# [Data excerpts]
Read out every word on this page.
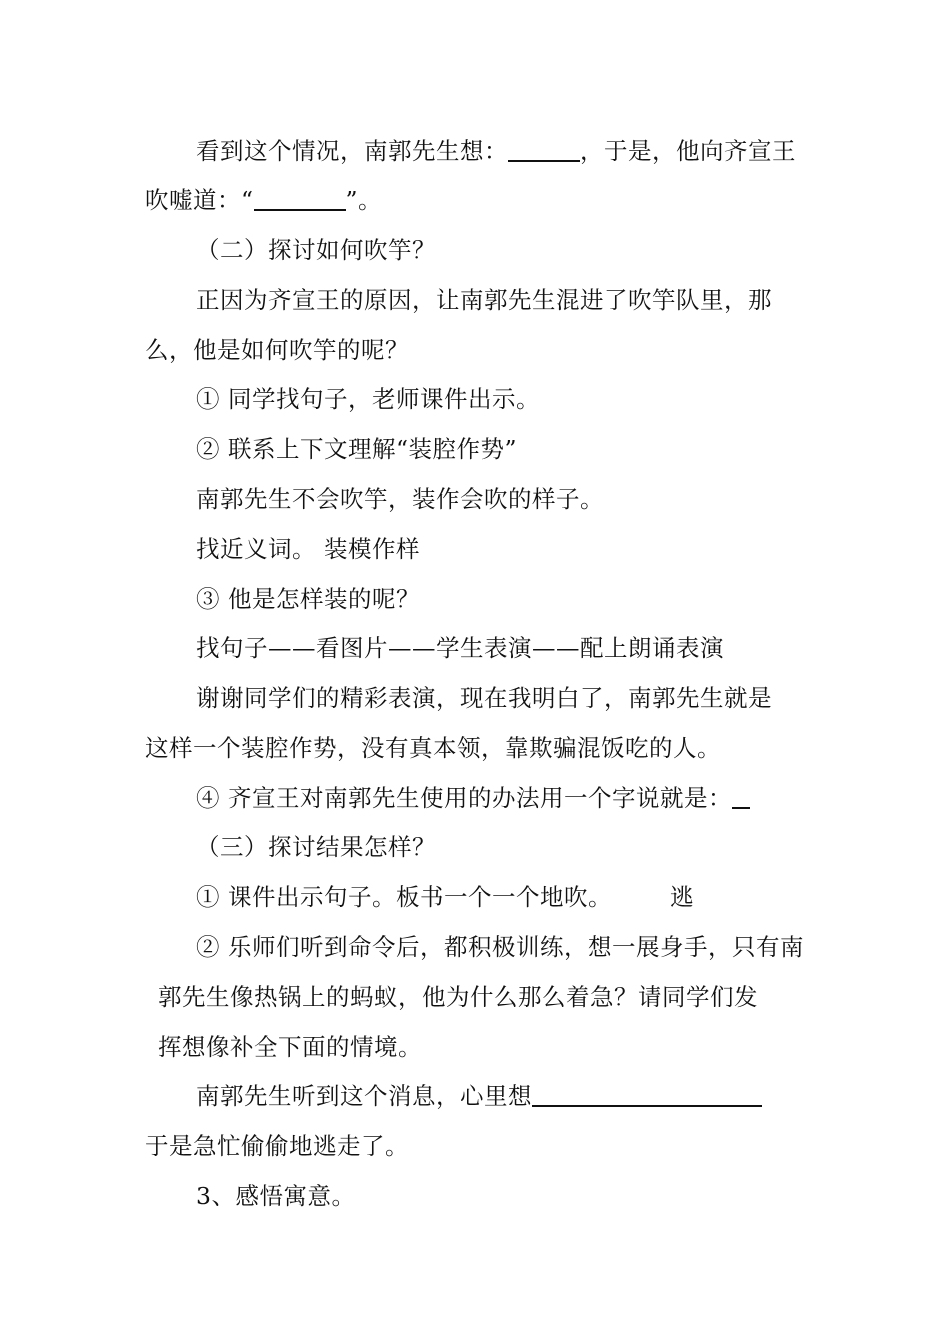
看到这个情况，南郭先生想：	，于是，他向齐宣王
吹嘘道：“	”。
（二）探讨如何吹竽？
正因为齐宣王的原因，让南郭先生混进了吹竽队里，那
么，他是如何吹竽的呢？
① 同学找句子，老师课件出示。
② 联系上下文理解“装腔作势”
南郭先生不会吹竽，装作会吹的样子。
找近义词。 装模作样
③ 他是怎样装的呢？
找句子——看图片——学生表演——配上朗诵表演
谢谢同学们的精彩表演，现在我明白了，南郭先生就是
这样一个装腔作势，没有真本领，靠欺骗混饭吃的人。
④ 齐宣王对南郭先生使用的办法用一个字说就是：
（三）探讨结果怎样？
① 课件出示句子。板书一个一个地吹。 逃
② 乐师们听到命令后，都积极训练，想一展身手，只有南
郭先生像热锅上的蚂蚁，他为什么那么着急？请同学们发
挥想像补全下面的情境。
南郭先生听到这个消息，心里想
于是急忙偷偷地逃走了。
3、感悟寓意。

# [Short problem]
Give back each entry exactly as it appears, with no pictures.

# [Reply to the exercise]
Read out every word on this page.
看到这个情况，南郭先生想：	，于是，他向齐宣王
吹嘘道：“	”。
（二）探讨如何吹竽？
正因为齐宣王的原因，让南郭先生混进了吹竽队里，那
么，他是如何吹竽的呢？
① 同学找句子，老师课件出示。
② 联系上下文理解“装腔作势”
南郭先生不会吹竽，装作会吹的样子。
找近义词。 装模作样
③ 他是怎样装的呢？
找句子——看图片——学生表演——配上朗诵表演
谢谢同学们的精彩表演，现在我明白了，南郭先生就是
这样一个装腔作势，没有真本领，靠欺骗混饭吃的人。
④ 齐宣王对南郭先生使用的办法用一个字说就是：
（三）探讨结果怎样？
① 课件出示句子。板书一个一个地吹。 逃
② 乐师们听到命令后，都积极训练，想一展身手，只有南
郭先生像热锅上的蚂蚁，他为什么那么着急？请同学们发
挥想像补全下面的情境。
南郭先生听到这个消息，心里想
于是急忙偷偷地逃走了。
3、感悟寓意。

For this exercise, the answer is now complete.